* Requirement *
Print out every line, exactly as written.

* Data supplied *
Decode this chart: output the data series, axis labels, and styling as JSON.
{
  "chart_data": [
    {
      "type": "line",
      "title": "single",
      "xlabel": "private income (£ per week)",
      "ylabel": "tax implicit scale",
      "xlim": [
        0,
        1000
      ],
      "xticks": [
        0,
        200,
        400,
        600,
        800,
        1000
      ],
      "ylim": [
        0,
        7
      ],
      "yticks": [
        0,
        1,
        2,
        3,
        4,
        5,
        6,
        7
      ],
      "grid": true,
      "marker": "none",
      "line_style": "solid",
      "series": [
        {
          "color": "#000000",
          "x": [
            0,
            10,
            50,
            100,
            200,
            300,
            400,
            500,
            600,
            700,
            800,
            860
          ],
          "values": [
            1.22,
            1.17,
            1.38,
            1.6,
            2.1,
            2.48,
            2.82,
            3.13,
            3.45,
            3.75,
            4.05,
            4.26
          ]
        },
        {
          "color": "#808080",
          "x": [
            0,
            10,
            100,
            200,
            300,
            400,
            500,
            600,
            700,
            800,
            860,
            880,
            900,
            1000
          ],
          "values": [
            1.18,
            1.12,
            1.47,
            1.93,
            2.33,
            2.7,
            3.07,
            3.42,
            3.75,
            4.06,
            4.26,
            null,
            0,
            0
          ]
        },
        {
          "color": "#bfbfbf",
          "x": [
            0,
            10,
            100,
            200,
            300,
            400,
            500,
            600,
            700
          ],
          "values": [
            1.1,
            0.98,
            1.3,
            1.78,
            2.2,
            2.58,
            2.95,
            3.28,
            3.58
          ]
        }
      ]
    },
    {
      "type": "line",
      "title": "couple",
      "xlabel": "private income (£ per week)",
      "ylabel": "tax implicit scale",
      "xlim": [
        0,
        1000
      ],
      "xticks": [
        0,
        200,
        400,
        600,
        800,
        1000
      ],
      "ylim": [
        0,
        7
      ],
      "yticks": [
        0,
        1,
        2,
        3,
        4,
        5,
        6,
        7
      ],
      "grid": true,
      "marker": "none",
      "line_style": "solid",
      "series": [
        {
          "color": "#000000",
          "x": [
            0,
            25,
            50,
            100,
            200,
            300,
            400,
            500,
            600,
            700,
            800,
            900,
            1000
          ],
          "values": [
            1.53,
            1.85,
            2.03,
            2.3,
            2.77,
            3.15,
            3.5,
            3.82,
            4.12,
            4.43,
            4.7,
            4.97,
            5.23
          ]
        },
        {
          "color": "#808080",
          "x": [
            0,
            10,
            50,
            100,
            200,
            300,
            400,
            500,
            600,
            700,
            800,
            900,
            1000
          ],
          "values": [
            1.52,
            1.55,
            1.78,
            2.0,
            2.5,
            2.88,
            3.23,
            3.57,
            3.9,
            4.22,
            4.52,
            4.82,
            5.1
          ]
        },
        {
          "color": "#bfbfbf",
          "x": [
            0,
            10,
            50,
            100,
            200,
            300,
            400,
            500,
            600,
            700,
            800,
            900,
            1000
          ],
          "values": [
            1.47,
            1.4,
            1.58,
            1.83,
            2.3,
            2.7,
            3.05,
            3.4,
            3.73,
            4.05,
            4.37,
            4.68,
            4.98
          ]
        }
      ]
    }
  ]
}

* Right answer *
Decode this chart: output the data series, axis labels, and styling as JSON.
{
  "chart_data": [
    {
      "type": "line",
      "title": "single",
      "xlabel": "private income (£ per week)",
      "ylabel": "tax implicit scale",
      "xlim": [
        0,
        1000
      ],
      "xticks": [
        0,
        200,
        400,
        600,
        800,
        1000
      ],
      "ylim": [
        0,
        7
      ],
      "yticks": [
        0,
        1,
        2,
        3,
        4,
        5,
        6,
        7
      ],
      "grid": true,
      "marker": "none",
      "line_style": "solid",
      "series": [
        {
          "color": "#000000",
          "x": [
            0,
            10,
            50,
            100,
            200,
            300,
            400,
            500,
            600,
            700,
            800,
            860
          ],
          "values": [
            1.22,
            1.17,
            1.38,
            1.6,
            2.1,
            2.48,
            2.82,
            3.13,
            3.45,
            3.75,
            4.05,
            4.26
          ]
        },
        {
          "color": "#808080",
          "x": [
            0,
            10,
            100,
            200,
            300,
            400,
            500,
            600,
            700,
            800,
            860,
            880,
            900,
            1000
          ],
          "values": [
            1.18,
            1.12,
            1.47,
            1.93,
            2.33,
            2.7,
            3.07,
            3.42,
            3.75,
            4.06,
            4.26,
            null,
            0,
            0
          ]
        },
        {
          "color": "#bfbfbf",
          "x": [
            0,
            10,
            100,
            200,
            300,
            400,
            500,
            600,
            700
          ],
          "values": [
            1.1,
            0.98,
            1.3,
            1.78,
            2.2,
            2.58,
            2.95,
            3.28,
            3.58
          ]
        }
      ]
    },
    {
      "type": "line",
      "title": "couple",
      "xlabel": "private income (£ per week)",
      "ylabel": "tax implicit scale",
      "xlim": [
        0,
        1000
      ],
      "xticks": [
        0,
        200,
        400,
        600,
        800,
        1000
      ],
      "ylim": [
        0,
        7
      ],
      "yticks": [
        0,
        1,
        2,
        3,
        4,
        5,
        6,
        7
      ],
      "grid": true,
      "marker": "none",
      "line_style": "solid",
      "series": [
        {
          "color": "#000000",
          "x": [
            0,
            25,
            50,
            100,
            200,
            300,
            400,
            500,
            600,
            700,
            800,
            900,
            1000
          ],
          "values": [
            1.53,
            1.85,
            2.03,
            2.3,
            2.77,
            3.15,
            3.5,
            3.82,
            4.12,
            4.43,
            4.7,
            4.97,
            5.23
          ]
        },
        {
          "color": "#808080",
          "x": [
            0,
            10,
            50,
            100,
            200,
            300,
            400,
            500,
            600,
            700,
            800,
            900,
            1000
          ],
          "values": [
            1.52,
            1.55,
            1.78,
            2.0,
            2.5,
            2.88,
            3.23,
            3.57,
            3.9,
            4.22,
            4.52,
            4.82,
            5.1
          ]
        },
        {
          "color": "#bfbfbf",
          "x": [
            0,
            10,
            50,
            100,
            200,
            300,
            400,
            500,
            600,
            700,
            800,
            900,
            1000
          ],
          "values": [
            1.47,
            1.4,
            1.58,
            1.83,
            2.3,
            2.7,
            3.05,
            3.4,
            3.73,
            4.05,
            4.37,
            4.68,
            4.98
          ]
        }
      ]
    }
  ]
}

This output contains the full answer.